• SET EXERCISE:
Find each line containing the word "lòng" and report how many there are. Add nothing else.

• TASK INPUTS:
>> start

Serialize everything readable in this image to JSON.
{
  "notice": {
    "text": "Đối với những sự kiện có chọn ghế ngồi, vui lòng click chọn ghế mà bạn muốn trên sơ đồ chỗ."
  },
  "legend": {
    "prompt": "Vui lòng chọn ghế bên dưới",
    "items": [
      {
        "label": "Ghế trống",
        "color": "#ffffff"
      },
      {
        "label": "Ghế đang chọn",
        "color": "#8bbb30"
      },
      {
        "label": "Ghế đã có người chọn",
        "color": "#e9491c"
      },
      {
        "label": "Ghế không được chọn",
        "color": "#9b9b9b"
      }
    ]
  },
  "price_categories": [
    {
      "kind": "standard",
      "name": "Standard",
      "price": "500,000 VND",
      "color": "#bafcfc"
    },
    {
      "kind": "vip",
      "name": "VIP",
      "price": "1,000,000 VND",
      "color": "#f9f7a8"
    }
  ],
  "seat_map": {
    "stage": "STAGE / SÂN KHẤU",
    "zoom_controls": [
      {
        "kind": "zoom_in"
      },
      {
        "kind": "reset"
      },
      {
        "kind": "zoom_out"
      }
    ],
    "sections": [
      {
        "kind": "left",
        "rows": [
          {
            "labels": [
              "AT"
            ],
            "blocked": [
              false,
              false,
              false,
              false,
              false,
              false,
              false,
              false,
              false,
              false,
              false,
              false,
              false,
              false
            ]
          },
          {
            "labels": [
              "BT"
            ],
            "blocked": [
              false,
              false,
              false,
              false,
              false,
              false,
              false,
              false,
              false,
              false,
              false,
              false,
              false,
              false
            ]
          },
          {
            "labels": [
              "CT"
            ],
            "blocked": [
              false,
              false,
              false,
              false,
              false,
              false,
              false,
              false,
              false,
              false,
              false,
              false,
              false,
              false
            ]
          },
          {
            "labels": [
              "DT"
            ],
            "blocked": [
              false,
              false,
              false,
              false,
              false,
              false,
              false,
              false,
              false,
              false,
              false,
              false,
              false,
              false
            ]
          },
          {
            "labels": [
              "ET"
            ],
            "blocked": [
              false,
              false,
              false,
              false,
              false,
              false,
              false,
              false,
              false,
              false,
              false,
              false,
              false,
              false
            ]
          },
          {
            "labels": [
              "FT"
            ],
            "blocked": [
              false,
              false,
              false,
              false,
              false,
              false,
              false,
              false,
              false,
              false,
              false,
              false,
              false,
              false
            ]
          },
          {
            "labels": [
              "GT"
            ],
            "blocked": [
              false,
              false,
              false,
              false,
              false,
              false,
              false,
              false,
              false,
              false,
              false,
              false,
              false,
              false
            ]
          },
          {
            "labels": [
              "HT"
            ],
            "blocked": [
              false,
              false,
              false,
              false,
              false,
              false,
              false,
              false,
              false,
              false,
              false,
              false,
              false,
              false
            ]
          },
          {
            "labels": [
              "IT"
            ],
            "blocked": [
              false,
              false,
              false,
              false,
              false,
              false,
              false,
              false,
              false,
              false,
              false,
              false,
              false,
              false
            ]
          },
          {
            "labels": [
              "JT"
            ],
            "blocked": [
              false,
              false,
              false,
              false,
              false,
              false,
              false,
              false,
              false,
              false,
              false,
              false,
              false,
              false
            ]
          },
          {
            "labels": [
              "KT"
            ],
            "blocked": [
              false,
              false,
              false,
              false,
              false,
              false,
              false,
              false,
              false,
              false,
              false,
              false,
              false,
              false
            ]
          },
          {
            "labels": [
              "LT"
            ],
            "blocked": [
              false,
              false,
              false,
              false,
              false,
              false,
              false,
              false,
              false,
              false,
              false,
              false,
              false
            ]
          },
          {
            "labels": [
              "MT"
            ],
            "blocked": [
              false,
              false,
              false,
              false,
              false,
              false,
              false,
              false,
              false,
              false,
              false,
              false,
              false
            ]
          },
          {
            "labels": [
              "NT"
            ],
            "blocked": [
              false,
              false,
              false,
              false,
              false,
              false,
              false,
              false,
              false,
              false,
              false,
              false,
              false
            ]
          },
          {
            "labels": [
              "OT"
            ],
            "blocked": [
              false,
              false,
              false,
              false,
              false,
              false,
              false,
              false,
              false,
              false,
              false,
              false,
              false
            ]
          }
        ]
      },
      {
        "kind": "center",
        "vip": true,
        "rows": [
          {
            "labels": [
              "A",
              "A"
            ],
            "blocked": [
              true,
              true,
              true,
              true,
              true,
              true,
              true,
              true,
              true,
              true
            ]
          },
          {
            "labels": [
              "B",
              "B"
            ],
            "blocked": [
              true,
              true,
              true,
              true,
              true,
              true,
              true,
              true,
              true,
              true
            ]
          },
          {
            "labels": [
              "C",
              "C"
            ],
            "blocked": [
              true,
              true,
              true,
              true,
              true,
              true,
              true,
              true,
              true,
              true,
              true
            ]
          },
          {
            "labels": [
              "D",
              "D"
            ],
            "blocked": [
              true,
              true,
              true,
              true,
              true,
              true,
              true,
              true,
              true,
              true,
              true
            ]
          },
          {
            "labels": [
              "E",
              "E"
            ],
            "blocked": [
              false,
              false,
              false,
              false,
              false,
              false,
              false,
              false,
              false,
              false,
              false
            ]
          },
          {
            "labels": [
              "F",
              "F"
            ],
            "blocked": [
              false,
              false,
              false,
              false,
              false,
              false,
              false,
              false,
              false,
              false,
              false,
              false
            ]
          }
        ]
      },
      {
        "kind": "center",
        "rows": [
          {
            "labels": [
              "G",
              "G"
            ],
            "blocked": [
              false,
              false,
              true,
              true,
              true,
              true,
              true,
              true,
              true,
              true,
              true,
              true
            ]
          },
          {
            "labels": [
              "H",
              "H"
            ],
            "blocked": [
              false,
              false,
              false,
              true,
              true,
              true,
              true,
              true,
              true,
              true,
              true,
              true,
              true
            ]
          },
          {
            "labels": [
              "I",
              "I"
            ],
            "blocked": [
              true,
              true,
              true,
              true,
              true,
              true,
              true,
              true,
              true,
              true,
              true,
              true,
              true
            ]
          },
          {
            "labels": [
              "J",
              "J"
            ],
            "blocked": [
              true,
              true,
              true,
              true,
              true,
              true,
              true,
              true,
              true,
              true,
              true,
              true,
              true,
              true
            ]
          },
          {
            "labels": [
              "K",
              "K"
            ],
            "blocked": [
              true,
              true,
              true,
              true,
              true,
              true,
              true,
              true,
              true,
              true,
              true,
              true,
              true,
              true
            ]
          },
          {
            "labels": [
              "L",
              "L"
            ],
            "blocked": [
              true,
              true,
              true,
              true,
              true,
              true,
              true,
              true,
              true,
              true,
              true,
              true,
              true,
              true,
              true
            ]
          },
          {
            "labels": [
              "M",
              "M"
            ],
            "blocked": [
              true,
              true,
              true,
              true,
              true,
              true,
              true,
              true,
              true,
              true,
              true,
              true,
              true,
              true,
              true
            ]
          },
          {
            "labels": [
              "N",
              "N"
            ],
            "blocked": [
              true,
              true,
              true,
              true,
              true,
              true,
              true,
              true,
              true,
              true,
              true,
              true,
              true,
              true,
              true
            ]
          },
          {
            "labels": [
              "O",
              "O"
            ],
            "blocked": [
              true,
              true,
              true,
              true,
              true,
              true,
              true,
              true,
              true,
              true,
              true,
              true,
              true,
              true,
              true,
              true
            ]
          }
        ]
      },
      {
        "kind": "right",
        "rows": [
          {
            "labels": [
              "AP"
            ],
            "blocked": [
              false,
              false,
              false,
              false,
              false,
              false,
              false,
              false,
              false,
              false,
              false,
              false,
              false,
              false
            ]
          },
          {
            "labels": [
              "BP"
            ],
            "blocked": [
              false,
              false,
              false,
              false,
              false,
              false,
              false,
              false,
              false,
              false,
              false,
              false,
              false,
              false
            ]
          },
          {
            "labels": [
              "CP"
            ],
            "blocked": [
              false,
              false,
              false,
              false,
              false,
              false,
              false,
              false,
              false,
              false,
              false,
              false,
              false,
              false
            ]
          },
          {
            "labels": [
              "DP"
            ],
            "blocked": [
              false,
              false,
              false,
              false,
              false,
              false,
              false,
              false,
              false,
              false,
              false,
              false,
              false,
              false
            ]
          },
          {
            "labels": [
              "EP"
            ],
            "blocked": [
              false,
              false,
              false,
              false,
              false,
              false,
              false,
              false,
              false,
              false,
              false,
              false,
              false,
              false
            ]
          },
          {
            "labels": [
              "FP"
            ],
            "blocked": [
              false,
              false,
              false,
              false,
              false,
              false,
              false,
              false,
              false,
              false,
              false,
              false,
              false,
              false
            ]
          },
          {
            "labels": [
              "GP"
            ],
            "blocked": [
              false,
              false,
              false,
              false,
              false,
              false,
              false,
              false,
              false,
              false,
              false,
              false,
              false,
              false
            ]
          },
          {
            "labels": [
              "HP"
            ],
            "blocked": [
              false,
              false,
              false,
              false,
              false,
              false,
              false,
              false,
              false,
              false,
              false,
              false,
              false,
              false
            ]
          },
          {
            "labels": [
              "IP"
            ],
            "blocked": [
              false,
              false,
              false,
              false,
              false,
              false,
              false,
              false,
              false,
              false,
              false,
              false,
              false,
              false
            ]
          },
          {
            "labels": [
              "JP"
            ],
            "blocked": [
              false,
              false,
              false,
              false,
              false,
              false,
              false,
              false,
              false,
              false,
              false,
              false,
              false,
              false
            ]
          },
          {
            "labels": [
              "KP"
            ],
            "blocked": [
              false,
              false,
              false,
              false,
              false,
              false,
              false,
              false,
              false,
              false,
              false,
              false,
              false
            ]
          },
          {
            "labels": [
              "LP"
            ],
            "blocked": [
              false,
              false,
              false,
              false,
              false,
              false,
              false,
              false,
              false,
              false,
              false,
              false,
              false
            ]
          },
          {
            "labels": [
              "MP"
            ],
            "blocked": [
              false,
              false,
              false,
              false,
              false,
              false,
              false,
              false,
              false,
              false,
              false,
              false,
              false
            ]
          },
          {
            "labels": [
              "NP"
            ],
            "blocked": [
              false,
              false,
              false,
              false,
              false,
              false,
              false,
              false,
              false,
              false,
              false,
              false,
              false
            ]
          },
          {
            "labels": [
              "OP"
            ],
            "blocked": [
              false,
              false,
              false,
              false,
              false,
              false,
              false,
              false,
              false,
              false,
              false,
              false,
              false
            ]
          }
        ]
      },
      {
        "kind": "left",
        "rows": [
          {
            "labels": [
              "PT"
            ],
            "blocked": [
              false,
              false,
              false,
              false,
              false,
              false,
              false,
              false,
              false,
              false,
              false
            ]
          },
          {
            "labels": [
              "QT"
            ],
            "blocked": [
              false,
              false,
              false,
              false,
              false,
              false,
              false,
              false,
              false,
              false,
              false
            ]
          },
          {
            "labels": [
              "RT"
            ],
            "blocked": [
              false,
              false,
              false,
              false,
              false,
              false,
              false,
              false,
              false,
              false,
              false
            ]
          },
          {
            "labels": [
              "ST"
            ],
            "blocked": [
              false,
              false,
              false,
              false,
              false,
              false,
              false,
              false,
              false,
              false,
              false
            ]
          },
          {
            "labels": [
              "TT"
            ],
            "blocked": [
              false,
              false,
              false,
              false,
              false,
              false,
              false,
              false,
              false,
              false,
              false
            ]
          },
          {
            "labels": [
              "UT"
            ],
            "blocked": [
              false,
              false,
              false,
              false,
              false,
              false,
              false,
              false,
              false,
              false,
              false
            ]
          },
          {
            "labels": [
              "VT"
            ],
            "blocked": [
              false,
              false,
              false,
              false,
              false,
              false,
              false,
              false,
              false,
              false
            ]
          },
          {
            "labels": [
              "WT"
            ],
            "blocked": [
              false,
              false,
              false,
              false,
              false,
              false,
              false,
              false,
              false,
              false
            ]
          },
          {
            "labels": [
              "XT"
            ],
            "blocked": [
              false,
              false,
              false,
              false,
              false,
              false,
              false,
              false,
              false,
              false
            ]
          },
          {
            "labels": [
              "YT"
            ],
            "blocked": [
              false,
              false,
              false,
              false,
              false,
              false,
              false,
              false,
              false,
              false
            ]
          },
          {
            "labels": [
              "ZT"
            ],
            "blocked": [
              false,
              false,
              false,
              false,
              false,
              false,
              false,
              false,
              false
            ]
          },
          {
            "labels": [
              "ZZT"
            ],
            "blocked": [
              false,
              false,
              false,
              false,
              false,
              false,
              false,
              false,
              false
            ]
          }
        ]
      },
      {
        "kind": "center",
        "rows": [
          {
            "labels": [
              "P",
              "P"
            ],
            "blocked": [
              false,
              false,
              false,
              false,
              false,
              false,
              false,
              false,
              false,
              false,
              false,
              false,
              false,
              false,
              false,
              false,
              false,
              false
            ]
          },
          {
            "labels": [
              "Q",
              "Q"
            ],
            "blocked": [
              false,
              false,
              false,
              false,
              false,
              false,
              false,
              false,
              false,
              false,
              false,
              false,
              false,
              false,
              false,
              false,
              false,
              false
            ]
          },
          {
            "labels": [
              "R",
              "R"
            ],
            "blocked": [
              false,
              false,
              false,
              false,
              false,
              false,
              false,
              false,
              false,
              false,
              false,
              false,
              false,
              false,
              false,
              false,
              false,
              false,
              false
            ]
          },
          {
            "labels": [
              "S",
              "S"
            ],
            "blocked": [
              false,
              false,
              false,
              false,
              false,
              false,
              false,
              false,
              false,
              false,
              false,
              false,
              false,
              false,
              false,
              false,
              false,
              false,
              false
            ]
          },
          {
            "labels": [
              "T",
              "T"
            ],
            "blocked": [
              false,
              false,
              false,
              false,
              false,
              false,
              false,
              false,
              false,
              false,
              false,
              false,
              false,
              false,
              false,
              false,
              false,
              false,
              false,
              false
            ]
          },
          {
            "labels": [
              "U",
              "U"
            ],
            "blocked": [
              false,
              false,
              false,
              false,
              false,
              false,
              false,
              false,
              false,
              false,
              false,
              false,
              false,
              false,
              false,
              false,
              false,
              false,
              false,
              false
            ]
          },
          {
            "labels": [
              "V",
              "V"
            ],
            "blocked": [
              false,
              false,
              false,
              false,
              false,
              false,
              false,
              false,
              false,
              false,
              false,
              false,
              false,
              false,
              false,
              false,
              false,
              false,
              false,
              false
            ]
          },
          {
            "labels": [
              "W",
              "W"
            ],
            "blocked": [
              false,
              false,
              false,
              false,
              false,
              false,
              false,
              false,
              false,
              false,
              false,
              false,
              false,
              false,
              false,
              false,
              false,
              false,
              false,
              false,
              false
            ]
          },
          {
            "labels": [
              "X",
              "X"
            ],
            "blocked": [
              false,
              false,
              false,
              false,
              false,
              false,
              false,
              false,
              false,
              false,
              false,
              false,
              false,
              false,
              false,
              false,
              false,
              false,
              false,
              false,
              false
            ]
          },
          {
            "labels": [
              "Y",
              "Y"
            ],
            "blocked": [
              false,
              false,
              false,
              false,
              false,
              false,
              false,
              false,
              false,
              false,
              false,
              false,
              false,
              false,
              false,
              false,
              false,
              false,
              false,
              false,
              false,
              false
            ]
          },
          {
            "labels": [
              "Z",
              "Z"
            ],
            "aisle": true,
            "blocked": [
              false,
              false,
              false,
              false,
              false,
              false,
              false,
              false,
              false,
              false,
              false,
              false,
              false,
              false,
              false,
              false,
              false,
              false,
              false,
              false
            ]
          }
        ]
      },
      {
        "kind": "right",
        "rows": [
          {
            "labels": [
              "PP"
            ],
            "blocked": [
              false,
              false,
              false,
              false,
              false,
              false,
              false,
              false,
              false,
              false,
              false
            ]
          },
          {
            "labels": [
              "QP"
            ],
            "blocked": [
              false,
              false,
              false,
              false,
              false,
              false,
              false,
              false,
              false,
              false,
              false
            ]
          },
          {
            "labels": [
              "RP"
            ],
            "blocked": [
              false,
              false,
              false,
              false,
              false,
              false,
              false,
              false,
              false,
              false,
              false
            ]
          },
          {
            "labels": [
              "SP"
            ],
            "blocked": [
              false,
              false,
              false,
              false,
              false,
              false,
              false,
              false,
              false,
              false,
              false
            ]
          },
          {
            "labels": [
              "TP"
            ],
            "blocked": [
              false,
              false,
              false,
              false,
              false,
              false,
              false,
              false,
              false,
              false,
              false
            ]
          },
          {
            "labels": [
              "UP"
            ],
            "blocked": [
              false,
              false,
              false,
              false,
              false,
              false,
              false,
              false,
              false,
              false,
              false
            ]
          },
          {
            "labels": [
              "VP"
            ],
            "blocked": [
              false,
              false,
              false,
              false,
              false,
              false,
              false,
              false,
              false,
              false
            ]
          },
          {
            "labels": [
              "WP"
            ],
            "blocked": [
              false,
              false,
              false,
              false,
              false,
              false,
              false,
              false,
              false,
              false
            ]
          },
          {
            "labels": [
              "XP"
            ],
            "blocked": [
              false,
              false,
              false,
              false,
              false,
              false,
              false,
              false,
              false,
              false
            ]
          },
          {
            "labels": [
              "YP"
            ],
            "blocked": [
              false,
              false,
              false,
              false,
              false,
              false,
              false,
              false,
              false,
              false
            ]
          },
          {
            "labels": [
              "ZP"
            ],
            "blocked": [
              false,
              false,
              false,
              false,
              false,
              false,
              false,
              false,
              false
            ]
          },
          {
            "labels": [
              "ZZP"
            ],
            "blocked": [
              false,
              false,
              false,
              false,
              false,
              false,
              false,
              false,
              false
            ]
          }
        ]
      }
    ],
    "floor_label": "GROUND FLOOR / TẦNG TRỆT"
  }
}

>> end

• EXERCISE ANSWER:
2